**Problem description:**
Print each of the entries exactly, leaving nothing out.

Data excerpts
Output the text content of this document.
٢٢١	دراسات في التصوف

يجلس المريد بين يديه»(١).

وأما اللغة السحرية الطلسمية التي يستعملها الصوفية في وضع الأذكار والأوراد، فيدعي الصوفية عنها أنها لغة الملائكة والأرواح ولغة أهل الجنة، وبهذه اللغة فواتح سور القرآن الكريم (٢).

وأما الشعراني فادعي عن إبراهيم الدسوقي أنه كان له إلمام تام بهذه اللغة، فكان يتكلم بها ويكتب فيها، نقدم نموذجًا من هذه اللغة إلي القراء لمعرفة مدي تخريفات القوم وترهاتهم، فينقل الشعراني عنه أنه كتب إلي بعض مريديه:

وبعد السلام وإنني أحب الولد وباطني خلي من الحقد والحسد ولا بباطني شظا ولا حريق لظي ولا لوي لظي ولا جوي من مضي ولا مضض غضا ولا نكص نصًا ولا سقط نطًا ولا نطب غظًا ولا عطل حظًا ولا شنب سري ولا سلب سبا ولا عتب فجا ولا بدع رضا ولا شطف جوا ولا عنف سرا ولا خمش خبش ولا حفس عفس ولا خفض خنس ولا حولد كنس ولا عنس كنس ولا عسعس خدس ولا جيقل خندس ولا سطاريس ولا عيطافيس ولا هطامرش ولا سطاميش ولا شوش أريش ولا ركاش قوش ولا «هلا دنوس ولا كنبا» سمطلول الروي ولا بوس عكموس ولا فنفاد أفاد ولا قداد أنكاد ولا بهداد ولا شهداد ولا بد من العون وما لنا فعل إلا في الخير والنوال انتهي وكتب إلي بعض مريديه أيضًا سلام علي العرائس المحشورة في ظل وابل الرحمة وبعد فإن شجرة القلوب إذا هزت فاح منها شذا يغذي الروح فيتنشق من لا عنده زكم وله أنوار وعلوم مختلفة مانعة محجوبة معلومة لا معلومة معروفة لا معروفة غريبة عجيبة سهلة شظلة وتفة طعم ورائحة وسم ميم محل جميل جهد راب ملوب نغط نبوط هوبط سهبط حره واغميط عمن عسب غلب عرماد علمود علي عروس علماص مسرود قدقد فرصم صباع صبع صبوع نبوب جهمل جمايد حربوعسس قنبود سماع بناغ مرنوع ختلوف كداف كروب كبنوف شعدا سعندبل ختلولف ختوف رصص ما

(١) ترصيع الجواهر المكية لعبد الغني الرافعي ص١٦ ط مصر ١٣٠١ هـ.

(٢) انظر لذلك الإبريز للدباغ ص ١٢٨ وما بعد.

**The result:**
Output the text content of this document.
٢٢١	دراسات في التصوف

يجلس المريد بين يديه»(١).

وأما اللغة السحرية الطلسمية التي يستعملها الصوفية في وضع الأذكار والأوراد، فيدعي الصوفية عنها أنها لغة الملائكة والأرواح ولغة أهل الجنة، وبهذه اللغة فواتح سور القرآن الكريم (٢).

وأما الشعراني فادعي عن إبراهيم الدسوقي أنه كان له إلمام تام بهذه اللغة، فكان يتكلم بها ويكتب فيها، نقدم نموذجًا من هذه اللغة إلي القراء لمعرفة مدي تخريفات القوم وترهاتهم، فينقل الشعراني عنه أنه كتب إلي بعض مريديه:

وبعد السلام وإنني أحب الولد وباطني خلي من الحقد والحسد ولا بباطني شظا ولا حريق لظي ولا لوي لظي ولا جوي من مضي ولا مضض غضا ولا نكص نصًا ولا سقط نطًا ولا نطب غظًا ولا عطل حظًا ولا شنب سري ولا سلب سبا ولا عتب فجا ولا بدع رضا ولا شطف جوا ولا عنف سرا ولا خمش خبش ولا حفس عفس ولا خفض خنس ولا حولد كنس ولا عنس كنس ولا عسعس خدس ولا جيقل خندس ولا سطاريس ولا عيطافيس ولا هطامرش ولا سطاميش ولا شوش أريش ولا ركاش قوش ولا «هلا دنوس ولا كنبا» سمطلول الروي ولا بوس عكموس ولا فنفاد أفاد ولا قداد أنكاد ولا بهداد ولا شهداد ولا بد من العون وما لنا فعل إلا في الخير والنوال انتهي وكتب إلي بعض مريديه أيضًا سلام علي العرائس المحشورة في ظل وابل الرحمة وبعد فإن شجرة القلوب إذا هزت فاح منها شذا يغذي الروح فيتنشق من لا عنده زكم وله أنوار وعلوم مختلفة مانعة محجوبة معلومة لا معلومة معروفة لا معروفة غريبة عجيبة سهلة شظلة وتفة طعم ورائحة وسم ميم محل جميل جهد راب ملوب نغط نبوط هوبط سهبط حره واغميط عمن عسب غلب عرماد علمود علي عروس علماص مسرود قدقد فرصم صباع صبع صبوع نبوب جهمل جمايد حربوعسس قنبود سماع بناغ مرنوع ختلوف كداف كروب كبنوف شعدا سعندبل ختلولف ختوف رصص ما

(١) ترصيع الجواهر المكية لعبد الغني الرافعي ص١٦ ط مصر ١٣٠١ هـ.

(٢) انظر لذلك الإبريز للدباغ ص ١٢٨ وما بعد.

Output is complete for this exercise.